Repeat, exactly and in full, the lines of the listing below, but without any pictures.
═════ LISTED RECORDS
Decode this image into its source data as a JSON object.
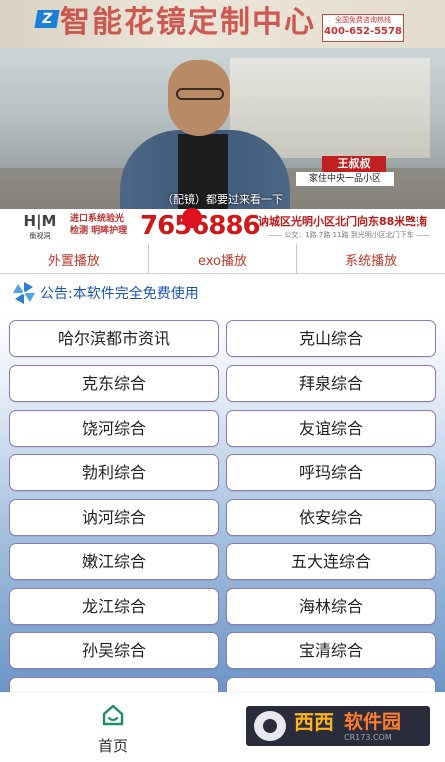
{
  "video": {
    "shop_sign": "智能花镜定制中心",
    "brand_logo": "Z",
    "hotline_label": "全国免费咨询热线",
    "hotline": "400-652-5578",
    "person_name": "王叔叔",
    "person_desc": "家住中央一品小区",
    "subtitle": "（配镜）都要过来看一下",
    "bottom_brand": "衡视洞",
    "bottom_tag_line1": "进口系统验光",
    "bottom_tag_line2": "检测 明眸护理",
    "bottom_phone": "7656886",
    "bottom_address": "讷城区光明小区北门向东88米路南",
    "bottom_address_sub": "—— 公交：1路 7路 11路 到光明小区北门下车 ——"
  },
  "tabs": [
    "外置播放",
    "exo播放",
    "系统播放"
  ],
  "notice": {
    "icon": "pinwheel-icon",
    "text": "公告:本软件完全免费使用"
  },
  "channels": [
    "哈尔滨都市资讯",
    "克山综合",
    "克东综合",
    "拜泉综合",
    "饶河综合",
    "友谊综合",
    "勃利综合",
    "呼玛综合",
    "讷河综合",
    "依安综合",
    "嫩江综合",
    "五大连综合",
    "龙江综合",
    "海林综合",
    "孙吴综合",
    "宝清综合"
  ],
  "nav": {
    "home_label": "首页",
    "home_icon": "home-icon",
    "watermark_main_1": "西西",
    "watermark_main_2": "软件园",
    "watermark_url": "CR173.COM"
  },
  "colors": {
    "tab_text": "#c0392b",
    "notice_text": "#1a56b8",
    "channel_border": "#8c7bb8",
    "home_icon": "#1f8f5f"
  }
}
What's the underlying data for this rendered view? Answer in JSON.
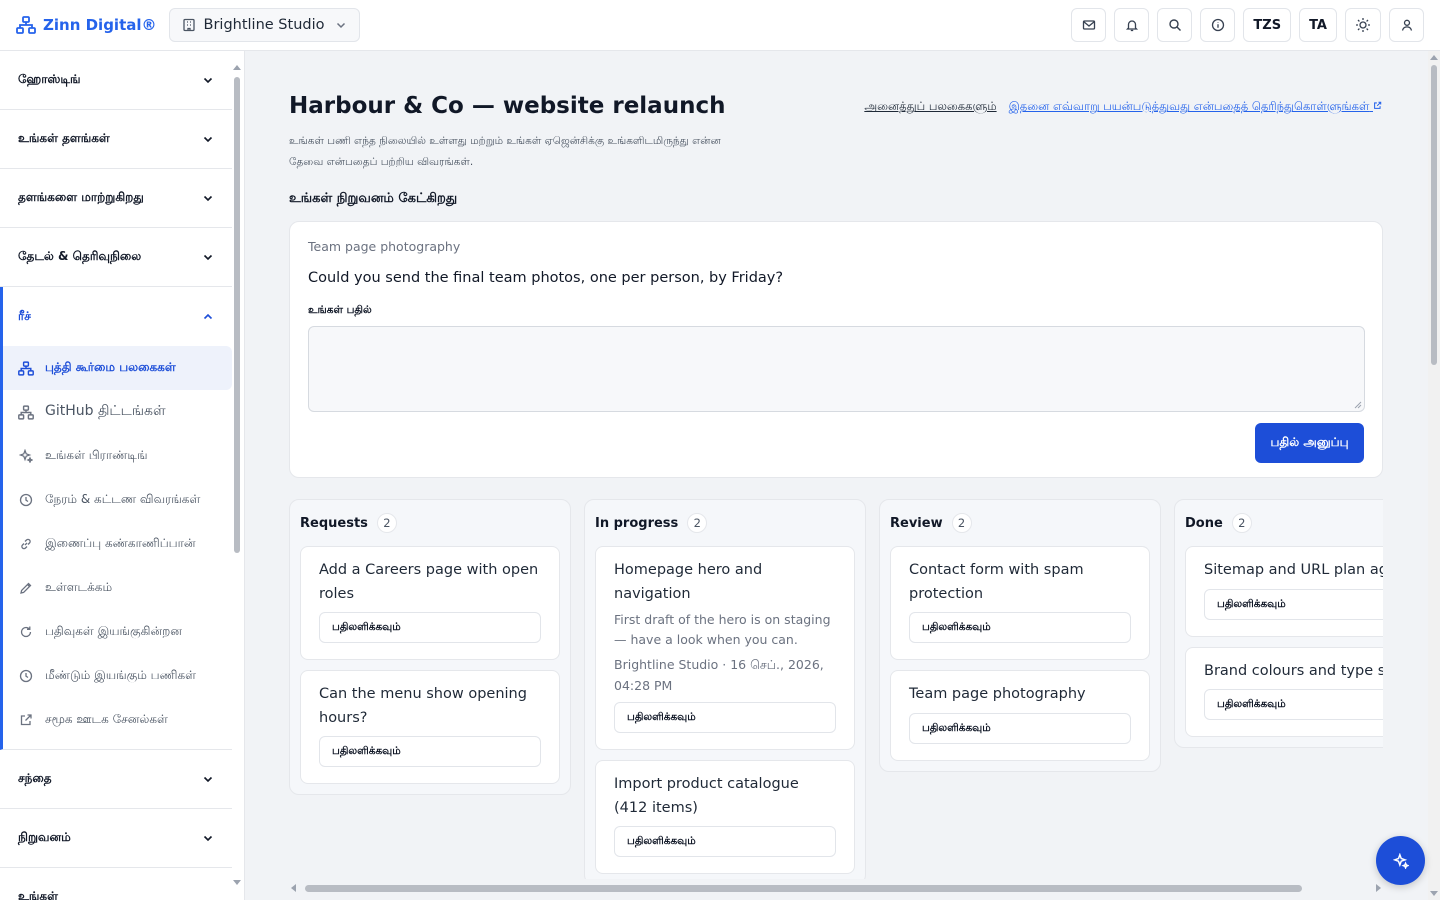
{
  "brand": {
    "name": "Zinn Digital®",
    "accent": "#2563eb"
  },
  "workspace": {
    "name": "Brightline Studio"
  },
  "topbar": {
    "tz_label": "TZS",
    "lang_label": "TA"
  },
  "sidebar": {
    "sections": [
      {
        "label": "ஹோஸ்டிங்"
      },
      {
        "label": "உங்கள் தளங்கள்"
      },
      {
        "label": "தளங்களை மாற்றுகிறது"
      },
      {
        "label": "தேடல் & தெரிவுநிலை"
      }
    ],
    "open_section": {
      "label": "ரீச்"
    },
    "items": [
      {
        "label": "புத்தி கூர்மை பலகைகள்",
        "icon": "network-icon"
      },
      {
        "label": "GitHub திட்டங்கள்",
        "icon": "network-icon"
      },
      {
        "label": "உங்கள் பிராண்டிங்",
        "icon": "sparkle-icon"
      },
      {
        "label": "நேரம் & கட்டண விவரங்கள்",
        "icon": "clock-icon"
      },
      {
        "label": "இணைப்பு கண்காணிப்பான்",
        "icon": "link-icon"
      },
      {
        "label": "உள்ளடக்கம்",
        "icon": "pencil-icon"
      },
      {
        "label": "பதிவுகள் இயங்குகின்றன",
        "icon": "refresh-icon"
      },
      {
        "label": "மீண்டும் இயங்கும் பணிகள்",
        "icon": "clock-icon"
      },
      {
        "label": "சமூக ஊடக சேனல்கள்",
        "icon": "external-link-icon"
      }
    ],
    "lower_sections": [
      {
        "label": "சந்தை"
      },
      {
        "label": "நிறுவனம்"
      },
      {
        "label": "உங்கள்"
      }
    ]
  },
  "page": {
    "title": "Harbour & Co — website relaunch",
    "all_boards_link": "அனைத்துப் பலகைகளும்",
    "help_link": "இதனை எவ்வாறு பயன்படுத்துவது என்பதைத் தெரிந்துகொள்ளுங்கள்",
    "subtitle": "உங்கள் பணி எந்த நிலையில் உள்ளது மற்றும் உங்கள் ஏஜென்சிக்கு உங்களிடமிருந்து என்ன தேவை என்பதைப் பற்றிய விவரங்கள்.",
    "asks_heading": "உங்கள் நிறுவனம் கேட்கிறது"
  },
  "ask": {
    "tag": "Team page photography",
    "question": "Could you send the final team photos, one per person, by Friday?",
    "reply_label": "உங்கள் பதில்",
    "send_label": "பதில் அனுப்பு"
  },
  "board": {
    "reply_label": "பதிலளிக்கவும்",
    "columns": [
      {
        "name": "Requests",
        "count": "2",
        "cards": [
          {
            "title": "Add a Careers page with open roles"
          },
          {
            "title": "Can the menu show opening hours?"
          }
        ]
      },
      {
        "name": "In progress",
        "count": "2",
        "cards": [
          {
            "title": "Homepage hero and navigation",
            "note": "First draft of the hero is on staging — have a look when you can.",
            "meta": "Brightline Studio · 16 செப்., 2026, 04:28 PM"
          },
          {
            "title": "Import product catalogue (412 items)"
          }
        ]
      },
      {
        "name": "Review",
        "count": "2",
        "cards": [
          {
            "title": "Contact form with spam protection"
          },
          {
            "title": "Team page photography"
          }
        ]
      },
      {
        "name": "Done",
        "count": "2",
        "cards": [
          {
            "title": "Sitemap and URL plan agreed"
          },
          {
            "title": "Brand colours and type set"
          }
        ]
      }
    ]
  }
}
══════════
* **SOLUTION TO THE EXERCISE**
Decode this image into its source data as a JSON object.
{
  "video": {
    "shop_sign": "智能花镜定制中心",
    "brand_logo": "Z",
    "hotline_label": "全国免费咨询热线",
    "hotline": "400-652-5578",
    "person_name": "王叔叔",
    "person_desc": "家住中央一品小区",
    "subtitle": "（配镜）都要过来看一下",
    "bottom_brand": "衡视洞",
    "bottom_tag_line1": "进口系统验光",
    "bottom_tag_line2": "检测 明眸护理",
    "bottom_phone": "7656886",
    "bottom_address": "讷城区光明小区北门向东88米路南",
    "bottom_address_sub": "—— 公交：1路 7路 11路 到光明小区北门下车 ——"
  },
  "tabs": [
    "外置播放",
    "exo播放",
    "系统播放"
  ],
  "notice": {
    "icon": "pinwheel-icon",
    "text": "公告:本软件完全免费使用"
  },
  "channels": [
    "哈尔滨都市资讯",
    "克山综合",
    "克东综合",
    "拜泉综合",
    "饶河综合",
    "友谊综合",
    "勃利综合",
    "呼玛综合",
    "讷河综合",
    "依安综合",
    "嫩江综合",
    "五大连综合",
    "龙江综合",
    "海林综合",
    "孙吴综合",
    "宝清综合"
  ],
  "nav": {
    "home_label": "首页",
    "home_icon": "home-icon",
    "watermark_main_1": "西西",
    "watermark_main_2": "软件园",
    "watermark_url": "CR173.COM"
  },
  "colors": {
    "tab_text": "#c0392b",
    "notice_text": "#1a56b8",
    "channel_border": "#8c7bb8",
    "home_icon": "#1f8f5f"
  }
}
What's the underlying data for this rendered view? Answer in JSON.
{
  "brand": {
    "name": "Zinn Digital®",
    "accent": "#2563eb"
  },
  "workspace": {
    "name": "Brightline Studio"
  },
  "topbar": {
    "tz_label": "TZS",
    "lang_label": "TA"
  },
  "sidebar": {
    "sections": [
      {
        "label": "ஹோஸ்டிங்"
      },
      {
        "label": "உங்கள் தளங்கள்"
      },
      {
        "label": "தளங்களை மாற்றுகிறது"
      },
      {
        "label": "தேடல் & தெரிவுநிலை"
      }
    ],
    "open_section": {
      "label": "ரீச்"
    },
    "items": [
      {
        "label": "புத்தி கூர்மை பலகைகள்",
        "icon": "network-icon"
      },
      {
        "label": "GitHub திட்டங்கள்",
        "icon": "network-icon"
      },
      {
        "label": "உங்கள் பிராண்டிங்",
        "icon": "sparkle-icon"
      },
      {
        "label": "நேரம் & கட்டண விவரங்கள்",
        "icon": "clock-icon"
      },
      {
        "label": "இணைப்பு கண்காணிப்பான்",
        "icon": "link-icon"
      },
      {
        "label": "உள்ளடக்கம்",
        "icon": "pencil-icon"
      },
      {
        "label": "பதிவுகள் இயங்குகின்றன",
        "icon": "refresh-icon"
      },
      {
        "label": "மீண்டும் இயங்கும் பணிகள்",
        "icon": "clock-icon"
      },
      {
        "label": "சமூக ஊடக சேனல்கள்",
        "icon": "external-link-icon"
      }
    ],
    "lower_sections": [
      {
        "label": "சந்தை"
      },
      {
        "label": "நிறுவனம்"
      },
      {
        "label": "உங்கள்"
      }
    ]
  },
  "page": {
    "title": "Harbour & Co — website relaunch",
    "all_boards_link": "அனைத்துப் பலகைகளும்",
    "help_link": "இதனை எவ்வாறு பயன்படுத்துவது என்பதைத் தெரிந்துகொள்ளுங்கள்",
    "subtitle": "உங்கள் பணி எந்த நிலையில் உள்ளது மற்றும் உங்கள் ஏஜென்சிக்கு உங்களிடமிருந்து என்ன தேவை என்பதைப் பற்றிய விவரங்கள்.",
    "asks_heading": "உங்கள் நிறுவனம் கேட்கிறது"
  },
  "ask": {
    "tag": "Team page photography",
    "question": "Could you send the final team photos, one per person, by Friday?",
    "reply_label": "உங்கள் பதில்",
    "send_label": "பதில் அனுப்பு"
  },
  "board": {
    "reply_label": "பதிலளிக்கவும்",
    "columns": [
      {
        "name": "Requests",
        "count": "2",
        "cards": [
          {
            "title": "Add a Careers page with open roles"
          },
          {
            "title": "Can the menu show opening hours?"
          }
        ]
      },
      {
        "name": "In progress",
        "count": "2",
        "cards": [
          {
            "title": "Homepage hero and navigation",
            "note": "First draft of the hero is on staging — have a look when you can.",
            "meta": "Brightline Studio · 16 செப்., 2026, 04:28 PM"
          },
          {
            "title": "Import product catalogue (412 items)"
          }
        ]
      },
      {
        "name": "Review",
        "count": "2",
        "cards": [
          {
            "title": "Contact form with spam protection"
          },
          {
            "title": "Team page photography"
          }
        ]
      },
      {
        "name": "Done",
        "count": "2",
        "cards": [
          {
            "title": "Sitemap and URL plan agreed"
          },
          {
            "title": "Brand colours and type set"
          }
        ]
      }
    ]
  }
}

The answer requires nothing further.